• _Problem to solve_: The required output is a single number: how many lines of the material contain the string "Global".

Figure record listings:
--

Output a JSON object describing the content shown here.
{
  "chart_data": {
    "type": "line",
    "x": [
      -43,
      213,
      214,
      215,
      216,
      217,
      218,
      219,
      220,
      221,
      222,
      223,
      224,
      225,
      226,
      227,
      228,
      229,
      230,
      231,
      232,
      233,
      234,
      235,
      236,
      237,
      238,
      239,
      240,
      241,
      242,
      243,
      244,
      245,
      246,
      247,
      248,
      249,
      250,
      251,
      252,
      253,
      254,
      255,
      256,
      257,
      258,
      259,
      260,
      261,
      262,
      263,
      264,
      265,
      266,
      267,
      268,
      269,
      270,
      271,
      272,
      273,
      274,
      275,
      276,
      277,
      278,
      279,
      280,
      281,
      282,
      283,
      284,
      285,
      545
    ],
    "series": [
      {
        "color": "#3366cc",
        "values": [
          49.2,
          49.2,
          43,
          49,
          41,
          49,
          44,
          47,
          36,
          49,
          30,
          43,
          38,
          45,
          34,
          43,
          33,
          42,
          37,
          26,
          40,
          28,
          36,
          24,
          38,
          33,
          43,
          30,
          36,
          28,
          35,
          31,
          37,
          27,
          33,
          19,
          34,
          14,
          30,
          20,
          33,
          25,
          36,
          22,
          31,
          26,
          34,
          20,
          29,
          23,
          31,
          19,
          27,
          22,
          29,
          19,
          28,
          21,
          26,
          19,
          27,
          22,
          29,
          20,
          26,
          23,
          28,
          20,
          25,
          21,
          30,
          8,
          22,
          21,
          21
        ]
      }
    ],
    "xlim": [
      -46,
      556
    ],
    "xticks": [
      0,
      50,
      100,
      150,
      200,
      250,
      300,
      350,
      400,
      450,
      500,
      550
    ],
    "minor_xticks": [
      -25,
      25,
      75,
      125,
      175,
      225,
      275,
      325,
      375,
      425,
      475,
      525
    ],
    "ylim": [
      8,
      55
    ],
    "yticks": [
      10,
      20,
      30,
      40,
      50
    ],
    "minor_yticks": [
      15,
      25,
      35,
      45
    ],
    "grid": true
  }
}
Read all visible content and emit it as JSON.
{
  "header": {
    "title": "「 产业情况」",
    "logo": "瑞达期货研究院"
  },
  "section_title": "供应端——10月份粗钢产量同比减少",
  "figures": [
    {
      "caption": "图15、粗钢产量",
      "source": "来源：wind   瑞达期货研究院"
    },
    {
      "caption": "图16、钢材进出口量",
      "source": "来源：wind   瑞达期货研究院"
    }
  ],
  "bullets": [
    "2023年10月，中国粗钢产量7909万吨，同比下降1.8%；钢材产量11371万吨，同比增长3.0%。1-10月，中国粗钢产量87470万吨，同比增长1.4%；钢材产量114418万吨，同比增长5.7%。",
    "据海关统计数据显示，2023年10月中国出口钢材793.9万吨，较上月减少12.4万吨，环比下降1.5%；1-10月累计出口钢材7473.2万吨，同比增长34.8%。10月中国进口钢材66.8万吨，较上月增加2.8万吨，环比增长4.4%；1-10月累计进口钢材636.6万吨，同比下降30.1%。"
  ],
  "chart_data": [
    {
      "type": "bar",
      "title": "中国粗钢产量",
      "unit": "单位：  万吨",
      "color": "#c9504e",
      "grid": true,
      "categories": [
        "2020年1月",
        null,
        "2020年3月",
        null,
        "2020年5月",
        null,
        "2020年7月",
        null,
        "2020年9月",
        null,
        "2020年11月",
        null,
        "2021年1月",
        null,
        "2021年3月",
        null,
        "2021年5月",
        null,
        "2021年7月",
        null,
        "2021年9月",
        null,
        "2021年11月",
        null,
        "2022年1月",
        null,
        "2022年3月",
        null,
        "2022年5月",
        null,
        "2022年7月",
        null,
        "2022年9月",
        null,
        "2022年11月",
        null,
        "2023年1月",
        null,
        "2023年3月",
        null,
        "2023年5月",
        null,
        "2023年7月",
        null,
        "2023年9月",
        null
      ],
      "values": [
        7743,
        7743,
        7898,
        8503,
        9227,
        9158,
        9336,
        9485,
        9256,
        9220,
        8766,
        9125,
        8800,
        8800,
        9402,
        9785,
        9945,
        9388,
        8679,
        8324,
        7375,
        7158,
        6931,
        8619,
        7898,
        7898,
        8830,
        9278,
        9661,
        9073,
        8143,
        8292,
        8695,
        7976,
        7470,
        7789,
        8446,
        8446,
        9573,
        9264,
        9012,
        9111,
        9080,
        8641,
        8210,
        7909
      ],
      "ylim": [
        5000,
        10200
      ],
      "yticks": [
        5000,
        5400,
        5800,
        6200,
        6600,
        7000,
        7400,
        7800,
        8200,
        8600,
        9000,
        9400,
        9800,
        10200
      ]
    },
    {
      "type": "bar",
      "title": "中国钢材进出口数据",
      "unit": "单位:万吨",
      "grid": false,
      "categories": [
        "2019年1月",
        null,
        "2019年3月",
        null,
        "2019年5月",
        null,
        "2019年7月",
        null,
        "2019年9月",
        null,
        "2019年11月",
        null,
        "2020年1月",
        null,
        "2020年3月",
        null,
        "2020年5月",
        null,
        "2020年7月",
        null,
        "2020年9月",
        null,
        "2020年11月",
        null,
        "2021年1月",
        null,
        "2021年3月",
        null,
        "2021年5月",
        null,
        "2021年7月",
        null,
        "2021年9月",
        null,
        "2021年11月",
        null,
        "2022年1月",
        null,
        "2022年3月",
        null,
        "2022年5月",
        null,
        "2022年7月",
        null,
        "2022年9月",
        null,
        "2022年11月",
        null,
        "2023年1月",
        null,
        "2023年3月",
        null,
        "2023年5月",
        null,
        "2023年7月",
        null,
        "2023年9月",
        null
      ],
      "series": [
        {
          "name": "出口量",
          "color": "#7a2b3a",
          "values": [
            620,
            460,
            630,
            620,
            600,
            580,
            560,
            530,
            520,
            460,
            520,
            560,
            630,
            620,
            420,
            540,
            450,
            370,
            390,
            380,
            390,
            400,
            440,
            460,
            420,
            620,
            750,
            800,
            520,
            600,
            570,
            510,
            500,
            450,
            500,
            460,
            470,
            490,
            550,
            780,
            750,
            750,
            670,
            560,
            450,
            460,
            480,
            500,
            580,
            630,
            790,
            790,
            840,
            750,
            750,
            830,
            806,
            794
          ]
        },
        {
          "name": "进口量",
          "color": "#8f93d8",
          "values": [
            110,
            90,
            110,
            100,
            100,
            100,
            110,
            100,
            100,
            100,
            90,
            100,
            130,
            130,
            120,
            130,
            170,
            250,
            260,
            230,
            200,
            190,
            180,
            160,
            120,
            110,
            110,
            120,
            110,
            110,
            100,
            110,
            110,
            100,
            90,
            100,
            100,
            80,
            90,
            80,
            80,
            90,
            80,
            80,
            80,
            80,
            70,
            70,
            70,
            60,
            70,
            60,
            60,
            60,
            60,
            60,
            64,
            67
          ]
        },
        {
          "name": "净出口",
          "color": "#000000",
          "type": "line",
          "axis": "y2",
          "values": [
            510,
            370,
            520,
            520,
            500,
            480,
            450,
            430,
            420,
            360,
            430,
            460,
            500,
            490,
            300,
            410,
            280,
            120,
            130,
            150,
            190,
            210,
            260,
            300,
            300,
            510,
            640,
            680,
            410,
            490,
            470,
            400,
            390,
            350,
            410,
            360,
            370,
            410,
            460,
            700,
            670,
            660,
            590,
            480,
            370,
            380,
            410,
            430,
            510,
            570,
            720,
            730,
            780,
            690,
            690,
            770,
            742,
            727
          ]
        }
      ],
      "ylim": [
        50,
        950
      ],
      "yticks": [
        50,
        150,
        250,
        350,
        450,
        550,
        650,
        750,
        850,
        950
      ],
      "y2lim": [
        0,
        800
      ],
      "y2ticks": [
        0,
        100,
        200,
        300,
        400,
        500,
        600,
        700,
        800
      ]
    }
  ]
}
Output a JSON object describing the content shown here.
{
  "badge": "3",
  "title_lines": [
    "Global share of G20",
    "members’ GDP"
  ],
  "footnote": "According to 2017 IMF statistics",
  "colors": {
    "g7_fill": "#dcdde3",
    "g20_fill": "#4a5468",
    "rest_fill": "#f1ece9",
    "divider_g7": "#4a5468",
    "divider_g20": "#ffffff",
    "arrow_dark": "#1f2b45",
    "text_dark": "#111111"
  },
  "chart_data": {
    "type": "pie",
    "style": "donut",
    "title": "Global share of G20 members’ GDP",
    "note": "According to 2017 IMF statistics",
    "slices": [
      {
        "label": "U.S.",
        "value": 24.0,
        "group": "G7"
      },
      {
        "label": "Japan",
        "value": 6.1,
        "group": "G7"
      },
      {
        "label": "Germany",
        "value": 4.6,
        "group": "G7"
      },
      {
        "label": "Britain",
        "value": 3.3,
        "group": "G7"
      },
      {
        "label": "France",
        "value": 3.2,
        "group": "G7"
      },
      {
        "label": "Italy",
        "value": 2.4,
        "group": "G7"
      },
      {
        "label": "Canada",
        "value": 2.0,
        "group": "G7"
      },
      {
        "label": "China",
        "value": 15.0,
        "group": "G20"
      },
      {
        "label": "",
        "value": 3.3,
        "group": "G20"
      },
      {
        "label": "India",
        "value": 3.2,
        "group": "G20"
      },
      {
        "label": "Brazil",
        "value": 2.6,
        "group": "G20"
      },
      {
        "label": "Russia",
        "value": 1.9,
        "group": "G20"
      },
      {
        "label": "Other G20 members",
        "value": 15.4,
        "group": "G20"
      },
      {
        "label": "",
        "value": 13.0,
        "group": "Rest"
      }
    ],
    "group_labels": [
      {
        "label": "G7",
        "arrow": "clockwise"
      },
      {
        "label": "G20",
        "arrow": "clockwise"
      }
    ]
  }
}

--

• _Complete output_: 2